▸ **What you should do**:
Look through the material below and give the number of lines holding "content", with no other words.

▸ **Dataset rows**:

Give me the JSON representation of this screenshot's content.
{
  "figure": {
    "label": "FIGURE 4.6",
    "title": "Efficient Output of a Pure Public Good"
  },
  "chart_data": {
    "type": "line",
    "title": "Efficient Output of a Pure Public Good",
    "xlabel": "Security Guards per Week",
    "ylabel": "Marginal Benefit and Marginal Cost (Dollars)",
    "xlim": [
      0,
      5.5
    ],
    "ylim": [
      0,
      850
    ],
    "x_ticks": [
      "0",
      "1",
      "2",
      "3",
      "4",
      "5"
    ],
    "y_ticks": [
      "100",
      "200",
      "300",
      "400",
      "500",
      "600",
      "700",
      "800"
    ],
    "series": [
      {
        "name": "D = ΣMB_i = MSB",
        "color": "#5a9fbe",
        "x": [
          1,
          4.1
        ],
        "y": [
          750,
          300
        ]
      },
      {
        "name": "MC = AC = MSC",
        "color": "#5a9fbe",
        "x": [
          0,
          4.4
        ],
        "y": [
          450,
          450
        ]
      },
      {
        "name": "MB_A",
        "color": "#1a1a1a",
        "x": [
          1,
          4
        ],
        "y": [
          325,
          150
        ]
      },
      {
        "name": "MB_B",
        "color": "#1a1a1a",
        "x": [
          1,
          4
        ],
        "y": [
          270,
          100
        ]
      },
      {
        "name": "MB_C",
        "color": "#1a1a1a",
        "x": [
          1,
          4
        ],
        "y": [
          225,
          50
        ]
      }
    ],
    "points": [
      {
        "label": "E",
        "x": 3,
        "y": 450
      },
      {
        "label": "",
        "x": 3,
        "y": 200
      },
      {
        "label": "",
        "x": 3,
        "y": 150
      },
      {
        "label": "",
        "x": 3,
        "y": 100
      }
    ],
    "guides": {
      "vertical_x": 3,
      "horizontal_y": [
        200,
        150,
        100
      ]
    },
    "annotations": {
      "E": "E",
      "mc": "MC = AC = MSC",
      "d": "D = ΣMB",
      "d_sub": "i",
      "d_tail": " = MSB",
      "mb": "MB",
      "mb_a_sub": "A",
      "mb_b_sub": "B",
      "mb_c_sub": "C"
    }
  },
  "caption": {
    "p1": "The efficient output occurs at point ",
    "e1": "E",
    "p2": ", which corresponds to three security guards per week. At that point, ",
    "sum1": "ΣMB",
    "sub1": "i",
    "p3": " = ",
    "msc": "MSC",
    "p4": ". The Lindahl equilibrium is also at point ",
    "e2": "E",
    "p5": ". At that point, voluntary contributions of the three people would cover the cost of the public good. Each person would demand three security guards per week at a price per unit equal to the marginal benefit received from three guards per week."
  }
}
---
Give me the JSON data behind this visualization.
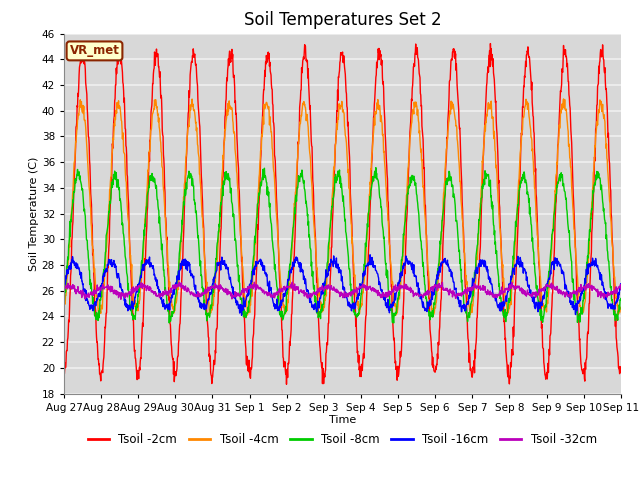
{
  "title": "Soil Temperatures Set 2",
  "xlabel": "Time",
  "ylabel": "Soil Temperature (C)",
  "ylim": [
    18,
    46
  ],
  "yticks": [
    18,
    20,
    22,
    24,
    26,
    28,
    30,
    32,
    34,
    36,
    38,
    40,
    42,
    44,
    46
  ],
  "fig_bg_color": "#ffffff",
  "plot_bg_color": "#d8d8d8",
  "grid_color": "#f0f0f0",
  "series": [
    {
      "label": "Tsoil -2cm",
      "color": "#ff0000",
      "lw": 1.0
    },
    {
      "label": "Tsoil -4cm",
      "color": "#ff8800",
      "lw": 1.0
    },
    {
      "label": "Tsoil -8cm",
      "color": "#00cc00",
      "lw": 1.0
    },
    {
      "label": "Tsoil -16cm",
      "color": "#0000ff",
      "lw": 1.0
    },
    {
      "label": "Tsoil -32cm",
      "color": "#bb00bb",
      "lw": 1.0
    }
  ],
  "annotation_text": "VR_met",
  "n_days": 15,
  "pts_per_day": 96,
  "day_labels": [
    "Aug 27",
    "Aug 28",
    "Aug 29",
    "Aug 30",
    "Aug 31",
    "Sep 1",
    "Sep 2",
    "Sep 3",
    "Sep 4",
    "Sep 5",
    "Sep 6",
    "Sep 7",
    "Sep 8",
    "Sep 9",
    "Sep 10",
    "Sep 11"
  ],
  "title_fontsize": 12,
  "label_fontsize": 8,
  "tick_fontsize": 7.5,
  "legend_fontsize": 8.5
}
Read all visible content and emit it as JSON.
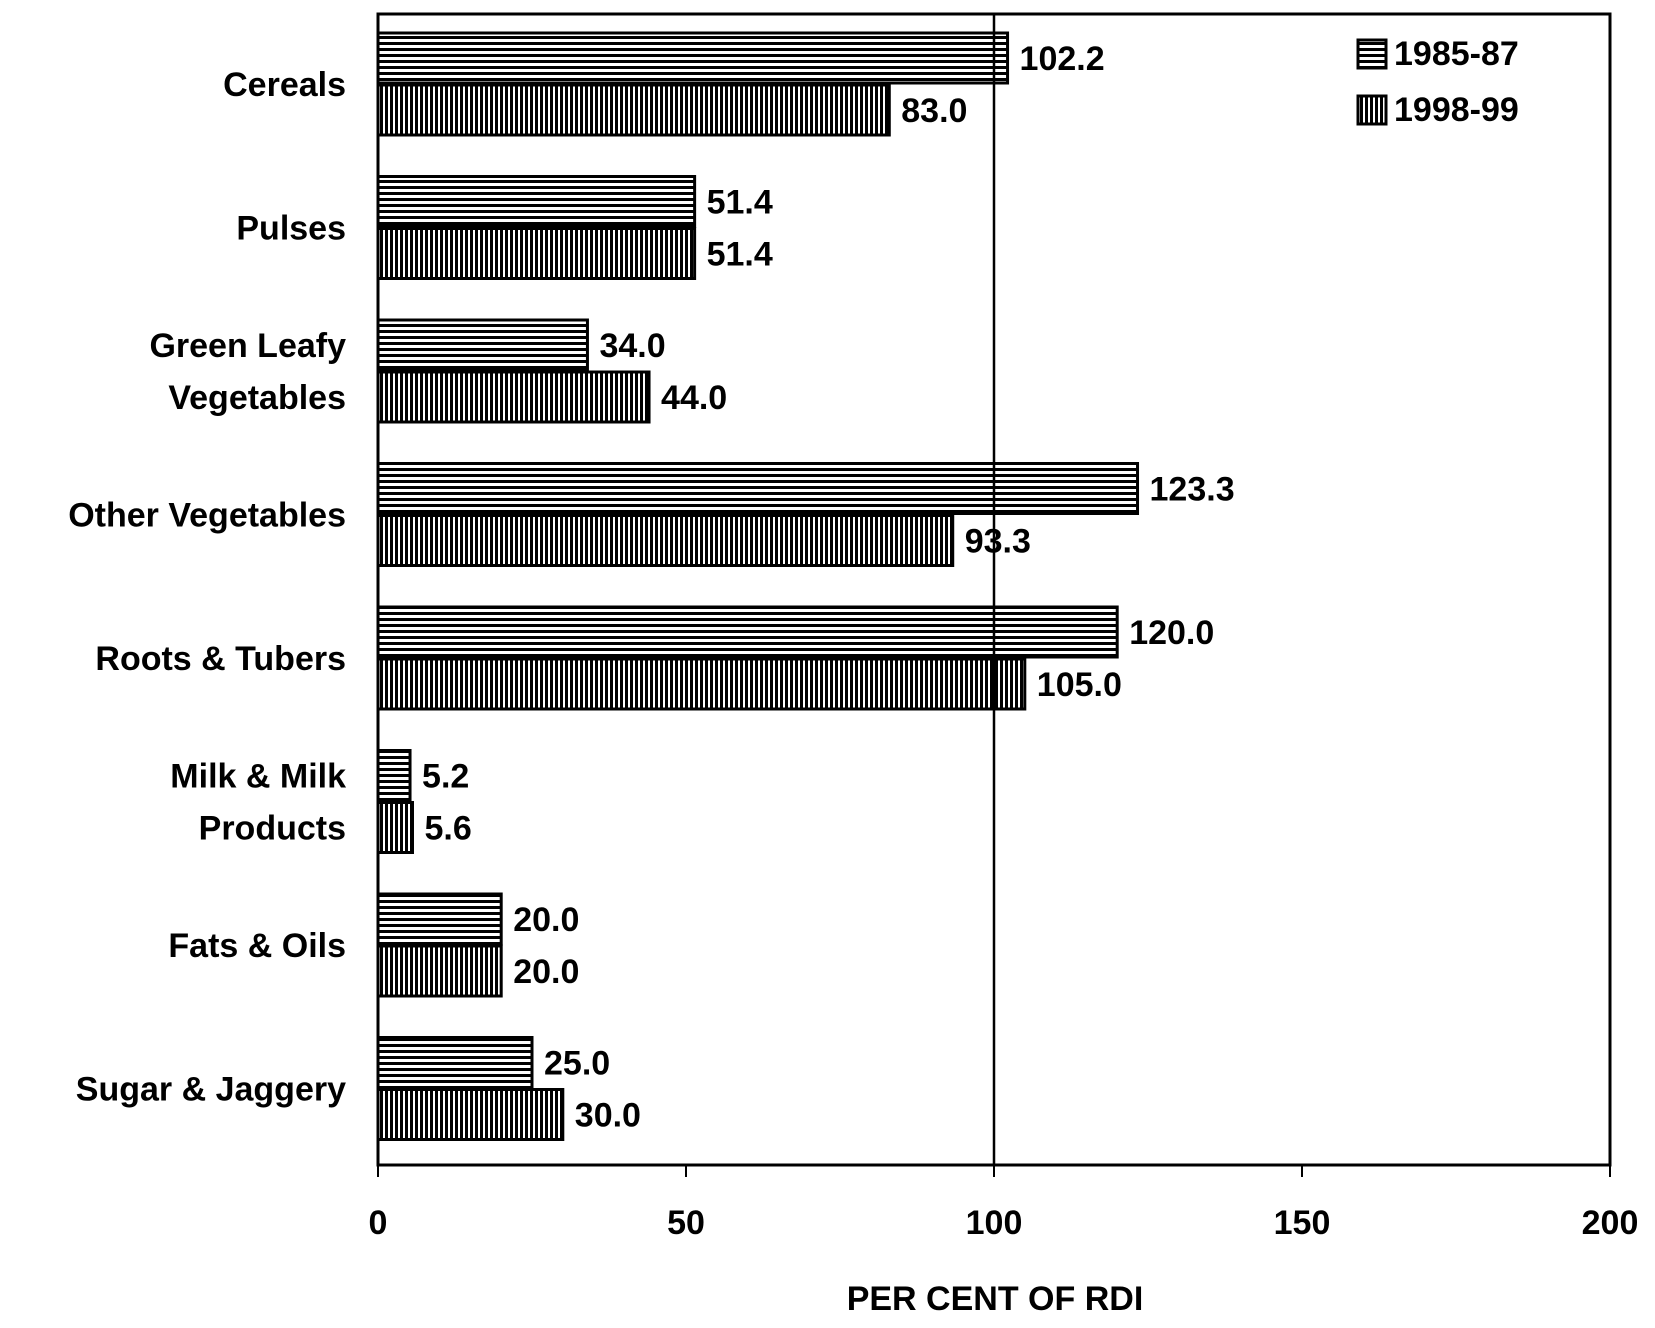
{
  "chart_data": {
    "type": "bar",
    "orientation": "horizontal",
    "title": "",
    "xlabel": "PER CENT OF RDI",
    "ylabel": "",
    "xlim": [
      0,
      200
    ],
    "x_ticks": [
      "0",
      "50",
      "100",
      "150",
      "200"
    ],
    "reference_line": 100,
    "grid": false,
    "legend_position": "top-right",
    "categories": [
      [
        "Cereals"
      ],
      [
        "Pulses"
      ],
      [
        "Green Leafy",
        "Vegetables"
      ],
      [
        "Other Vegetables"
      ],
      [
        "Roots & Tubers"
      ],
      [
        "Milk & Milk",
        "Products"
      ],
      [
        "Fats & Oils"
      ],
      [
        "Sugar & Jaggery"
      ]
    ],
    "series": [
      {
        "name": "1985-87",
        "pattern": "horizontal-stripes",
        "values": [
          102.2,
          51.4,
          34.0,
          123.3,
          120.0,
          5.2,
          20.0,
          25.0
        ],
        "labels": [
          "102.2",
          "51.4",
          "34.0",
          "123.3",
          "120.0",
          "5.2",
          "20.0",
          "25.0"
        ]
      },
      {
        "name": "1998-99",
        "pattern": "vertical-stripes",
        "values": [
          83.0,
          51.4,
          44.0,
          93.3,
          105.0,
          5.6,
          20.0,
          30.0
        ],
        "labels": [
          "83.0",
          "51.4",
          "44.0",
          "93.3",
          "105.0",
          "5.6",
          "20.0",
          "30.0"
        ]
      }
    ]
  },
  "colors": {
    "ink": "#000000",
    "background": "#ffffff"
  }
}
...
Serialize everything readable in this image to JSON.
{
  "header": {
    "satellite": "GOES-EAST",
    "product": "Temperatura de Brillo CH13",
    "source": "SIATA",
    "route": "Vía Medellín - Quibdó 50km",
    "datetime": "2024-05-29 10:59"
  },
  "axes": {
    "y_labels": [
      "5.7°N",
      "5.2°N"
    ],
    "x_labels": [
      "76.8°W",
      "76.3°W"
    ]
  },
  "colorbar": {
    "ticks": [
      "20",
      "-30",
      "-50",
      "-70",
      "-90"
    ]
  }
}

▸ **Exercise response**:
2